● What to produce
From the records below, copy every line that contains the word "description".

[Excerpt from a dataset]
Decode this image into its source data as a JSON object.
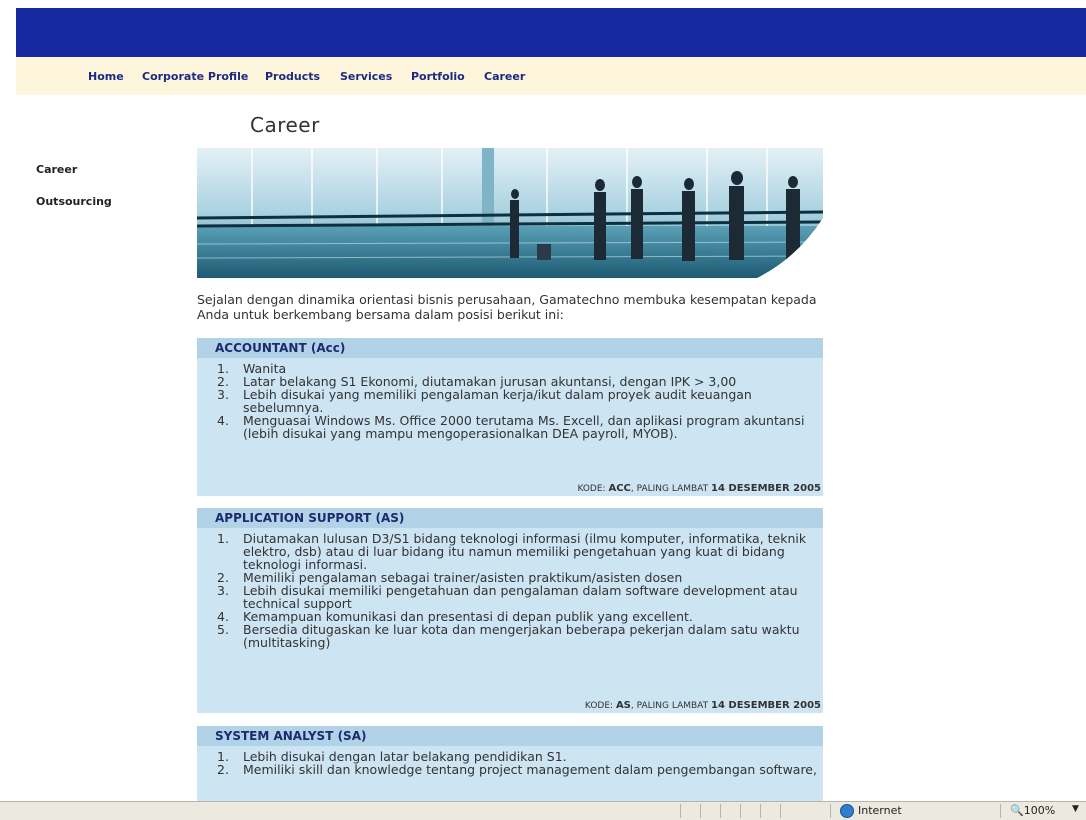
{
  "nav": {
    "items": [
      {
        "label": "Home"
      },
      {
        "label": "Corporate Profile"
      },
      {
        "label": "Products"
      },
      {
        "label": "Services"
      },
      {
        "label": "Portfolio"
      },
      {
        "label": "Career"
      }
    ]
  },
  "sidebar": {
    "items": [
      {
        "label": "Career"
      },
      {
        "label": "Outsourcing"
      }
    ]
  },
  "page": {
    "title": "Career",
    "intro": "Sejalan dengan dinamika orientasi bisnis perusahaan, Gamatechno membuka kesempatan kepada Anda untuk berkembang bersama dalam posisi berikut ini:"
  },
  "jobs": [
    {
      "title": "ACCOUNTANT (Acc)",
      "items": [
        "Wanita",
        "Latar belakang S1 Ekonomi, diutamakan jurusan akuntansi, dengan IPK > 3,00",
        "Lebih disukai yang memiliki pengalaman kerja/ikut dalam proyek audit keuangan sebelumnya.",
        "Menguasai Windows Ms. Office 2000 terutama Ms. Excell, dan aplikasi program akuntansi (lebih disukai yang mampu mengoperasionalkan DEA payroll, MYOB)."
      ],
      "code_label": "KODE:",
      "code": "ACC",
      "deadline_label": ", PALING LAMBAT",
      "deadline": "14 DESEMBER 2005"
    },
    {
      "title": "APPLICATION SUPPORT (AS)",
      "items": [
        "Diutamakan lulusan D3/S1 bidang teknologi informasi (ilmu komputer, informatika, teknik elektro, dsb) atau di luar bidang itu namun memiliki pengetahuan yang kuat di bidang teknologi informasi.",
        "Memiliki pengalaman sebagai trainer/asisten praktikum/asisten dosen",
        "Lebih disukai memiliki pengetahuan dan pengalaman dalam software development atau technical support",
        "Kemampuan komunikasi dan presentasi di depan publik yang excellent.",
        "Bersedia ditugaskan ke luar kota dan mengerjakan beberapa pekerjan dalam satu waktu (multitasking)"
      ],
      "code_label": "KODE:",
      "code": "AS",
      "deadline_label": ", PALING LAMBAT",
      "deadline": "14 DESEMBER 2005"
    },
    {
      "title": "SYSTEM ANALYST (SA)",
      "items": [
        "Lebih disukai dengan latar belakang pendidikan S1.",
        "Memiliki skill dan knowledge tentang project management dalam pengembangan software,"
      ]
    }
  ],
  "statusbar": {
    "zone": "Internet",
    "zoom": "100%"
  }
}
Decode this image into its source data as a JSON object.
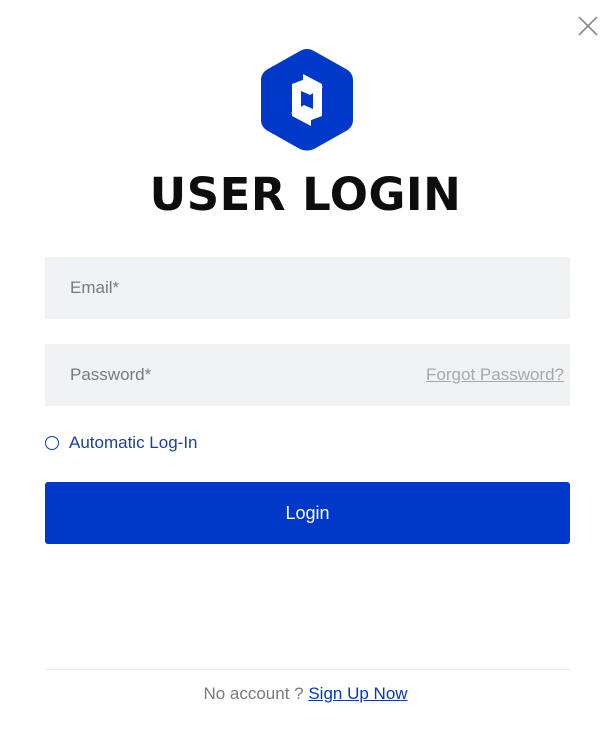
{
  "dialog": {
    "title": "USER LOGIN",
    "logo_icon": "hexagon-logo-icon",
    "close_icon": "close-icon"
  },
  "form": {
    "email_placeholder": "Email*",
    "email_value": "",
    "password_placeholder": "Password*",
    "password_value": "",
    "forgot_password": "Forgot Password?",
    "remember_label": "Automatic Log-In",
    "remember_checked": false,
    "login_label": "Login"
  },
  "footer": {
    "prompt": "No account ? ",
    "signup_label": "Sign Up Now"
  },
  "colors": {
    "brand": "#0038c9",
    "field_bg": "#f1f2f4",
    "title": "#0d0d0d"
  }
}
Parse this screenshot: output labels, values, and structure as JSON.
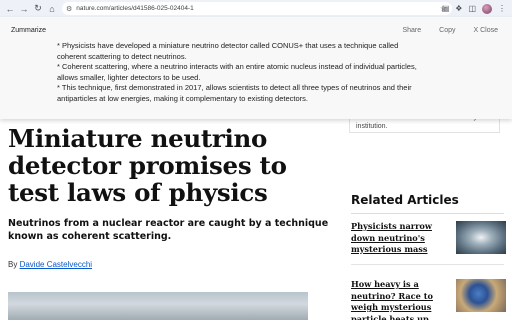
{
  "browser": {
    "url": "nature.com/articles/d41586-025-02404-1"
  },
  "overlay": {
    "title": "Zummarize",
    "actions": {
      "share": "Share",
      "copy": "Copy",
      "close": "X Close"
    },
    "lines": [
      "* Physicists have developed a miniature neutrino detector called CONUS+ that uses a technique called",
      "coherent scattering to detect neutrinos.",
      "* Coherent scattering, where a neutrino interacts with an entire atomic nucleus instead of individual particles,",
      "allows smaller, lighter detectors to be used.",
      "* This technique, first demonstrated in 2017, allows scientists to detect all three types of neutrinos and their",
      "antiparticles at low energies, making it complementary to existing detectors."
    ]
  },
  "article": {
    "headline": "Miniature neutrino detector promises to test laws of physics",
    "standfirst": "Neutrinos from a nuclear reactor are caught by a technique known as coherent scattering.",
    "byline_prefix": "By ",
    "author": "Davide Castelvecchi"
  },
  "sidebar": {
    "access_text": "You have full access to this article via your institution.",
    "related_title": "Related Articles",
    "related": [
      {
        "title": "Physicists narrow down neutrino's mysterious mass"
      },
      {
        "title": "How heavy is a neutrino? Race to weigh mysterious particle heats up"
      }
    ]
  }
}
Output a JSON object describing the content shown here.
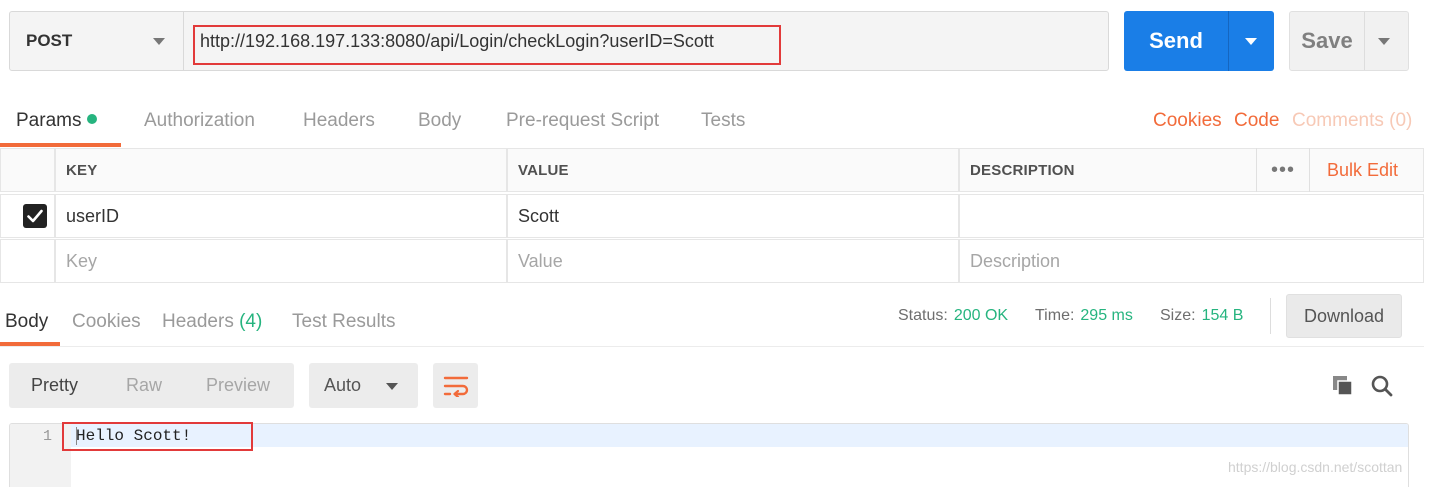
{
  "request": {
    "method": "POST",
    "url": "http://192.168.197.133:8080/api/Login/checkLogin?userID=Scott",
    "send_label": "Send",
    "save_label": "Save"
  },
  "request_tabs": [
    "Params",
    "Authorization",
    "Headers",
    "Body",
    "Pre-request Script",
    "Tests"
  ],
  "request_links": {
    "cookies": "Cookies",
    "code": "Code",
    "comments": "Comments (0)"
  },
  "params": {
    "headers": {
      "key": "KEY",
      "value": "VALUE",
      "description": "DESCRIPTION"
    },
    "more_label": "•••",
    "bulk_edit": "Bulk Edit",
    "rows": [
      {
        "checked": true,
        "key": "userID",
        "value": "Scott",
        "description": ""
      }
    ],
    "placeholders": {
      "key": "Key",
      "value": "Value",
      "description": "Description"
    }
  },
  "response_tabs": {
    "body": "Body",
    "cookies": "Cookies",
    "headers": "Headers",
    "headers_count": "(4)",
    "test_results": "Test Results"
  },
  "status": {
    "status_label": "Status:",
    "status_value": "200 OK",
    "time_label": "Time:",
    "time_value": "295 ms",
    "size_label": "Size:",
    "size_value": "154 B"
  },
  "download_label": "Download",
  "view_modes": [
    "Pretty",
    "Raw",
    "Preview"
  ],
  "format": "Auto",
  "code": {
    "line_numbers": [
      "1"
    ],
    "lines": [
      "Hello Scott!"
    ]
  },
  "watermark": "https://blog.csdn.net/scottan",
  "colors": {
    "accent": "#f26b3a",
    "send_blue": "#1a7ee7",
    "success_green": "#26b47f",
    "annotation_red": "#e23a3a"
  },
  "icons": [
    "chevron-down-icon",
    "checkmark-icon",
    "wrap-lines-icon",
    "copy-icon",
    "search-icon"
  ]
}
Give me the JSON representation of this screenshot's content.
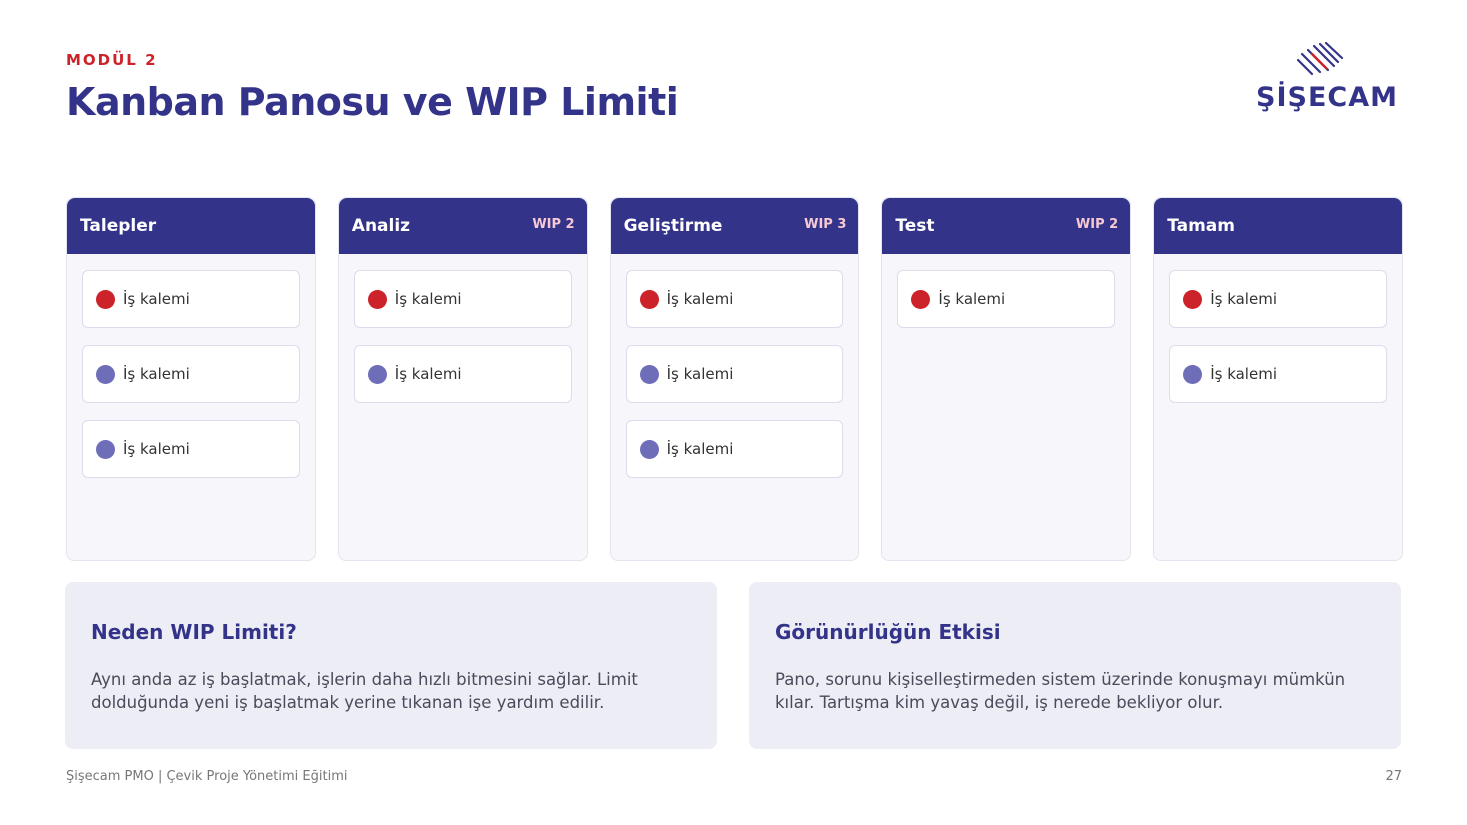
{
  "header": {
    "module": "MODÜL 2",
    "title": "Kanban Panosu ve WIP Limiti"
  },
  "logo": {
    "text": "ŞİŞECAM",
    "icon": "sisecam-lines-icon"
  },
  "colors": {
    "primary": "#33338a",
    "accent": "#cc2229",
    "dot_secondary": "#6e6eb8"
  },
  "board": {
    "columns": [
      {
        "name": "Talepler",
        "wip": "",
        "cards": [
          {
            "label": "İş kalemi",
            "dot": "red"
          },
          {
            "label": "İş kalemi",
            "dot": "blue"
          },
          {
            "label": "İş kalemi",
            "dot": "blue"
          }
        ]
      },
      {
        "name": "Analiz",
        "wip": "WIP 2",
        "cards": [
          {
            "label": "İş kalemi",
            "dot": "red"
          },
          {
            "label": "İş kalemi",
            "dot": "blue"
          }
        ]
      },
      {
        "name": "Geliştirme",
        "wip": "WIP 3",
        "cards": [
          {
            "label": "İş kalemi",
            "dot": "red"
          },
          {
            "label": "İş kalemi",
            "dot": "blue"
          },
          {
            "label": "İş kalemi",
            "dot": "blue"
          }
        ]
      },
      {
        "name": "Test",
        "wip": "WIP 2",
        "cards": [
          {
            "label": "İş kalemi",
            "dot": "red"
          }
        ]
      },
      {
        "name": "Tamam",
        "wip": "",
        "cards": [
          {
            "label": "İş kalemi",
            "dot": "red"
          },
          {
            "label": "İş kalemi",
            "dot": "blue"
          }
        ]
      }
    ]
  },
  "panels": [
    {
      "title": "Neden WIP Limiti?",
      "text": "Aynı anda az iş başlatmak, işlerin daha hızlı bitmesini sağlar. Limit dolduğunda yeni iş başlatmak yerine tıkanan işe yardım edilir."
    },
    {
      "title": "Görünürlüğün Etkisi",
      "text": "Pano, sorunu kişiselleştirmeden sistem üzerinde konuşmayı mümkün kılar. Tartışma kim yavaş değil, iş nerede bekliyor olur."
    }
  ],
  "footer": {
    "text": "Şişecam PMO | Çevik Proje Yönetimi Eğitimi",
    "page": "27"
  }
}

● Solved exercise
      "description": "DESCRIPTION"
        "description": ""
      "description": "Description"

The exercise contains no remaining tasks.